> _MATERIAL TO PROCESS_

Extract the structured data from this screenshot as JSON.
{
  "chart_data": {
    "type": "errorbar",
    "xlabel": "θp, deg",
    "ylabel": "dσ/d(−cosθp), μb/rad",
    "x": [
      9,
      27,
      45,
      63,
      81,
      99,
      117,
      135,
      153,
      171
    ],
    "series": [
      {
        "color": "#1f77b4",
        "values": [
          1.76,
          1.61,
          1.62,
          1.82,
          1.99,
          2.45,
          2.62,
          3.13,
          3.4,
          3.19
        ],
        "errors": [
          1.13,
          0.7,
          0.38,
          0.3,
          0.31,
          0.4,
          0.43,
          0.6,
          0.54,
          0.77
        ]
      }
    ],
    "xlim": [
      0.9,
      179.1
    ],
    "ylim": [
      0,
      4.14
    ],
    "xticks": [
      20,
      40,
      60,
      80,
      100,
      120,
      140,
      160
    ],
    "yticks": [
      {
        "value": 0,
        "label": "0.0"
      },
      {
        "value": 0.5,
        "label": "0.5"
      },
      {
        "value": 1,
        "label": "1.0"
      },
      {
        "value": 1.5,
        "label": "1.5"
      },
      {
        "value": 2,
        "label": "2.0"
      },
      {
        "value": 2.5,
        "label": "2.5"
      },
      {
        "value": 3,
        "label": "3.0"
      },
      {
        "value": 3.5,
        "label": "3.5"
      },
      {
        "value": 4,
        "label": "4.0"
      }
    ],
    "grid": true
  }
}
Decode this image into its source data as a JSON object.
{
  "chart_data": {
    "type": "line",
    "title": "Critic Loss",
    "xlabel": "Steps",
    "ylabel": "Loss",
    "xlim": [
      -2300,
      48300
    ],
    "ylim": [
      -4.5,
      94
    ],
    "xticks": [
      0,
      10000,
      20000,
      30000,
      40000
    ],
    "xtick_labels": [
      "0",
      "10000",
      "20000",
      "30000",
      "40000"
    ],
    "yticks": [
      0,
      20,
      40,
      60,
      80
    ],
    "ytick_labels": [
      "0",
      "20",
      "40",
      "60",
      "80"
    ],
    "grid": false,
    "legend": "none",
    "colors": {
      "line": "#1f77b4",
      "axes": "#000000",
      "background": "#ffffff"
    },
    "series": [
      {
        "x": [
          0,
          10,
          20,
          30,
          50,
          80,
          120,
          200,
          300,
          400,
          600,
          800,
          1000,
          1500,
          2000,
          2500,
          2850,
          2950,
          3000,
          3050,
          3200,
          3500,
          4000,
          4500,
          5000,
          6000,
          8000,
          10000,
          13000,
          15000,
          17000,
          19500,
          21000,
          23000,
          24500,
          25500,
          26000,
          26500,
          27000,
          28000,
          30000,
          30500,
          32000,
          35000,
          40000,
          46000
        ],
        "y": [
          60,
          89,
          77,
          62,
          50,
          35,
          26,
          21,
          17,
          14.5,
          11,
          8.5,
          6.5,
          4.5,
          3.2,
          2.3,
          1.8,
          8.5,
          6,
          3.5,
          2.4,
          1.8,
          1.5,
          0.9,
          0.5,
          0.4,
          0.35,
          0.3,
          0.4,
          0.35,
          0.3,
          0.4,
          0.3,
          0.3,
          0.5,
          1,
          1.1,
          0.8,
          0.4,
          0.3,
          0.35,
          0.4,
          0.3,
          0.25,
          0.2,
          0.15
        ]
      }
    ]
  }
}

> _EXERCISE DETAILS_
Copy out every line of the data above, exactly as given.

> _CORRECT OUTPUT_
Extract the structured data from this screenshot as JSON.
{
  "chart_data": {
    "type": "errorbar",
    "xlabel": "θp, deg",
    "ylabel": "dσ/d(−cosθp), μb/rad",
    "x": [
      9,
      27,
      45,
      63,
      81,
      99,
      117,
      135,
      153,
      171
    ],
    "series": [
      {
        "color": "#1f77b4",
        "values": [
          1.76,
          1.61,
          1.62,
          1.82,
          1.99,
          2.45,
          2.62,
          3.13,
          3.4,
          3.19
        ],
        "errors": [
          1.13,
          0.7,
          0.38,
          0.3,
          0.31,
          0.4,
          0.43,
          0.6,
          0.54,
          0.77
        ]
      }
    ],
    "xlim": [
      0.9,
      179.1
    ],
    "ylim": [
      0,
      4.14
    ],
    "xticks": [
      20,
      40,
      60,
      80,
      100,
      120,
      140,
      160
    ],
    "yticks": [
      {
        "value": 0,
        "label": "0.0"
      },
      {
        "value": 0.5,
        "label": "0.5"
      },
      {
        "value": 1,
        "label": "1.0"
      },
      {
        "value": 1.5,
        "label": "1.5"
      },
      {
        "value": 2,
        "label": "2.0"
      },
      {
        "value": 2.5,
        "label": "2.5"
      },
      {
        "value": 3,
        "label": "3.0"
      },
      {
        "value": 3.5,
        "label": "3.5"
      },
      {
        "value": 4,
        "label": "4.0"
      }
    ],
    "grid": true
  }
}
Decode this image into its source data as a JSON object.
{
  "chart_data": {
    "type": "line",
    "title": "Critic Loss",
    "xlabel": "Steps",
    "ylabel": "Loss",
    "xlim": [
      -2300,
      48300
    ],
    "ylim": [
      -4.5,
      94
    ],
    "xticks": [
      0,
      10000,
      20000,
      30000,
      40000
    ],
    "xtick_labels": [
      "0",
      "10000",
      "20000",
      "30000",
      "40000"
    ],
    "yticks": [
      0,
      20,
      40,
      60,
      80
    ],
    "ytick_labels": [
      "0",
      "20",
      "40",
      "60",
      "80"
    ],
    "grid": false,
    "legend": "none",
    "colors": {
      "line": "#1f77b4",
      "axes": "#000000",
      "background": "#ffffff"
    },
    "series": [
      {
        "x": [
          0,
          10,
          20,
          30,
          50,
          80,
          120,
          200,
          300,
          400,
          600,
          800,
          1000,
          1500,
          2000,
          2500,
          2850,
          2950,
          3000,
          3050,
          3200,
          3500,
          4000,
          4500,
          5000,
          6000,
          8000,
          10000,
          13000,
          15000,
          17000,
          19500,
          21000,
          23000,
          24500,
          25500,
          26000,
          26500,
          27000,
          28000,
          30000,
          30500,
          32000,
          35000,
          40000,
          46000
        ],
        "y": [
          60,
          89,
          77,
          62,
          50,
          35,
          26,
          21,
          17,
          14.5,
          11,
          8.5,
          6.5,
          4.5,
          3.2,
          2.3,
          1.8,
          8.5,
          6,
          3.5,
          2.4,
          1.8,
          1.5,
          0.9,
          0.5,
          0.4,
          0.35,
          0.3,
          0.4,
          0.35,
          0.3,
          0.4,
          0.3,
          0.3,
          0.5,
          1,
          1.1,
          0.8,
          0.4,
          0.3,
          0.35,
          0.4,
          0.3,
          0.25,
          0.2,
          0.15
        ]
      }
    ]
  }
}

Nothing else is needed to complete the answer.